■ **Prompt**
Your task is to give the listing below back word for word, pictures excluded.

___ Data in this exercise

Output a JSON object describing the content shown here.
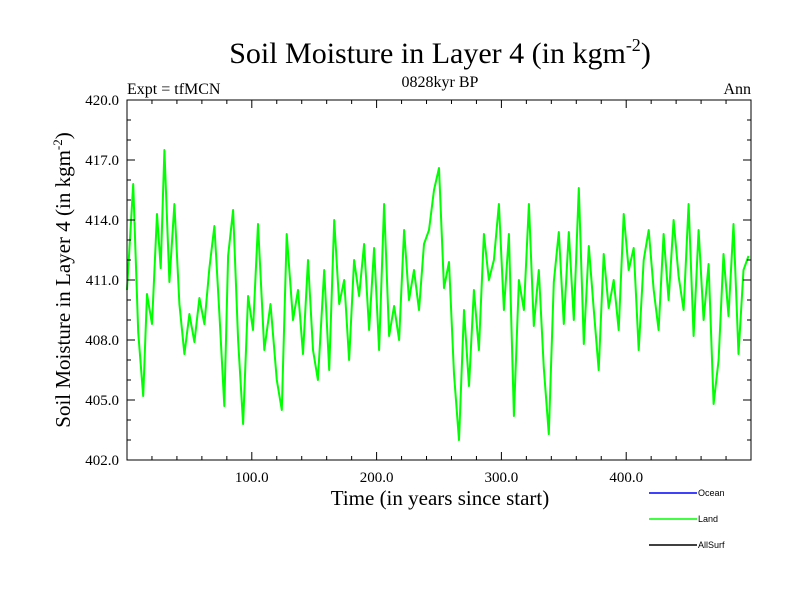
{
  "chart_data": {
    "type": "line",
    "title_main": "Soil Moisture in Layer 4 (in kgm",
    "title_sup": "-2",
    "title_close": ")",
    "subtitle": "0828kyr BP",
    "left_label": "Expt = tfMCN",
    "right_label": "Ann",
    "xlabel": "Time (in years since start)",
    "ylabel_main": "Soil Moisture in Layer 4 (in kgm",
    "ylabel_sup": "-2",
    "ylabel_close": ")",
    "xlim": [
      0,
      500
    ],
    "ylim": [
      402,
      420
    ],
    "x_ticks": [
      100,
      200,
      300,
      400
    ],
    "x_tick_labels": [
      "100.0",
      "200.0",
      "300.0",
      "400.0"
    ],
    "y_ticks": [
      402,
      405,
      408,
      411,
      414,
      417,
      420
    ],
    "y_tick_labels": [
      "402.0",
      "405.0",
      "408.0",
      "411.0",
      "414.0",
      "417.0",
      "420.0"
    ],
    "legend": [
      {
        "name": "Ocean",
        "color": "#0000ff"
      },
      {
        "name": "Land",
        "color": "#00ff00"
      },
      {
        "name": "AllSurf",
        "color": "#000000"
      }
    ],
    "series": [
      {
        "name": "Land",
        "color": "#00ff00",
        "x": [
          0,
          5,
          9,
          13,
          16,
          20,
          24,
          27,
          30,
          34,
          38,
          42,
          46,
          50,
          54,
          58,
          62,
          66,
          70,
          74,
          78,
          81,
          85,
          89,
          93,
          97,
          101,
          105,
          110,
          115,
          120,
          124,
          128,
          133,
          137,
          141,
          145,
          149,
          153,
          158,
          162,
          166,
          170,
          174,
          178,
          182,
          186,
          190,
          194,
          198,
          202,
          206,
          210,
          214,
          218,
          222,
          226,
          230,
          234,
          238,
          242,
          246,
          250,
          254,
          258,
          262,
          266,
          270,
          274,
          278,
          282,
          286,
          290,
          294,
          298,
          302,
          306,
          310,
          314,
          318,
          322,
          326,
          330,
          334,
          338,
          342,
          346,
          350,
          354,
          358,
          362,
          366,
          370,
          374,
          378,
          382,
          386,
          390,
          394,
          398,
          402,
          406,
          410,
          414,
          418,
          422,
          426,
          430,
          434,
          438,
          442,
          446,
          450,
          454,
          458,
          462,
          466,
          470,
          474,
          478,
          482,
          486,
          490,
          494,
          498
        ],
        "values": [
          410.5,
          415.8,
          408.4,
          405.2,
          410.3,
          408.8,
          414.3,
          411.6,
          417.5,
          410.9,
          414.8,
          409.8,
          407.3,
          409.3,
          407.9,
          410.1,
          408.8,
          411.6,
          413.7,
          409.3,
          404.7,
          412.2,
          414.5,
          408.0,
          403.8,
          410.2,
          408.5,
          413.8,
          407.5,
          409.8,
          406.0,
          404.5,
          413.3,
          409.0,
          410.5,
          407.3,
          412.0,
          407.5,
          406.0,
          411.5,
          406.5,
          414.0,
          409.8,
          411.0,
          407.0,
          412.0,
          410.2,
          412.8,
          408.5,
          412.6,
          407.5,
          414.8,
          408.2,
          409.7,
          408.0,
          413.5,
          410.0,
          411.5,
          409.5,
          412.8,
          413.5,
          415.5,
          416.6,
          410.6,
          411.9,
          406.3,
          403.0,
          409.5,
          405.7,
          410.5,
          407.5,
          413.3,
          411.0,
          412.0,
          414.8,
          409.5,
          413.3,
          404.2,
          411.0,
          409.5,
          414.8,
          408.7,
          411.5,
          406.6,
          403.3,
          410.9,
          413.4,
          408.8,
          413.4,
          409.0,
          415.6,
          407.8,
          412.7,
          409.5,
          406.5,
          412.3,
          409.6,
          411.0,
          408.5,
          414.3,
          411.5,
          412.6,
          407.5,
          412.0,
          413.5,
          410.5,
          408.5,
          413.3,
          410.0,
          414.0,
          411.2,
          409.5,
          414.8,
          408.2,
          413.5,
          409.0,
          411.8,
          404.8,
          407.0,
          412.3,
          409.2,
          413.8,
          407.3,
          411.5,
          412.2
        ]
      }
    ]
  }
}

______

■ **Worked answer**
Output a JSON object describing the content shown here.
{
  "chart_data": {
    "type": "line",
    "title_main": "Soil Moisture in Layer 4 (in kgm",
    "title_sup": "-2",
    "title_close": ")",
    "subtitle": "0828kyr BP",
    "left_label": "Expt = tfMCN",
    "right_label": "Ann",
    "xlabel": "Time (in years since start)",
    "ylabel_main": "Soil Moisture in Layer 4 (in kgm",
    "ylabel_sup": "-2",
    "ylabel_close": ")",
    "xlim": [
      0,
      500
    ],
    "ylim": [
      402,
      420
    ],
    "x_ticks": [
      100,
      200,
      300,
      400
    ],
    "x_tick_labels": [
      "100.0",
      "200.0",
      "300.0",
      "400.0"
    ],
    "y_ticks": [
      402,
      405,
      408,
      411,
      414,
      417,
      420
    ],
    "y_tick_labels": [
      "402.0",
      "405.0",
      "408.0",
      "411.0",
      "414.0",
      "417.0",
      "420.0"
    ],
    "legend": [
      {
        "name": "Ocean",
        "color": "#0000ff"
      },
      {
        "name": "Land",
        "color": "#00ff00"
      },
      {
        "name": "AllSurf",
        "color": "#000000"
      }
    ],
    "series": [
      {
        "name": "Land",
        "color": "#00ff00",
        "x": [
          0,
          5,
          9,
          13,
          16,
          20,
          24,
          27,
          30,
          34,
          38,
          42,
          46,
          50,
          54,
          58,
          62,
          66,
          70,
          74,
          78,
          81,
          85,
          89,
          93,
          97,
          101,
          105,
          110,
          115,
          120,
          124,
          128,
          133,
          137,
          141,
          145,
          149,
          153,
          158,
          162,
          166,
          170,
          174,
          178,
          182,
          186,
          190,
          194,
          198,
          202,
          206,
          210,
          214,
          218,
          222,
          226,
          230,
          234,
          238,
          242,
          246,
          250,
          254,
          258,
          262,
          266,
          270,
          274,
          278,
          282,
          286,
          290,
          294,
          298,
          302,
          306,
          310,
          314,
          318,
          322,
          326,
          330,
          334,
          338,
          342,
          346,
          350,
          354,
          358,
          362,
          366,
          370,
          374,
          378,
          382,
          386,
          390,
          394,
          398,
          402,
          406,
          410,
          414,
          418,
          422,
          426,
          430,
          434,
          438,
          442,
          446,
          450,
          454,
          458,
          462,
          466,
          470,
          474,
          478,
          482,
          486,
          490,
          494,
          498
        ],
        "values": [
          410.5,
          415.8,
          408.4,
          405.2,
          410.3,
          408.8,
          414.3,
          411.6,
          417.5,
          410.9,
          414.8,
          409.8,
          407.3,
          409.3,
          407.9,
          410.1,
          408.8,
          411.6,
          413.7,
          409.3,
          404.7,
          412.2,
          414.5,
          408.0,
          403.8,
          410.2,
          408.5,
          413.8,
          407.5,
          409.8,
          406.0,
          404.5,
          413.3,
          409.0,
          410.5,
          407.3,
          412.0,
          407.5,
          406.0,
          411.5,
          406.5,
          414.0,
          409.8,
          411.0,
          407.0,
          412.0,
          410.2,
          412.8,
          408.5,
          412.6,
          407.5,
          414.8,
          408.2,
          409.7,
          408.0,
          413.5,
          410.0,
          411.5,
          409.5,
          412.8,
          413.5,
          415.5,
          416.6,
          410.6,
          411.9,
          406.3,
          403.0,
          409.5,
          405.7,
          410.5,
          407.5,
          413.3,
          411.0,
          412.0,
          414.8,
          409.5,
          413.3,
          404.2,
          411.0,
          409.5,
          414.8,
          408.7,
          411.5,
          406.6,
          403.3,
          410.9,
          413.4,
          408.8,
          413.4,
          409.0,
          415.6,
          407.8,
          412.7,
          409.5,
          406.5,
          412.3,
          409.6,
          411.0,
          408.5,
          414.3,
          411.5,
          412.6,
          407.5,
          412.0,
          413.5,
          410.5,
          408.5,
          413.3,
          410.0,
          414.0,
          411.2,
          409.5,
          414.8,
          408.2,
          413.5,
          409.0,
          411.8,
          404.8,
          407.0,
          412.3,
          409.2,
          413.8,
          407.3,
          411.5,
          412.2
        ]
      }
    ]
  }
}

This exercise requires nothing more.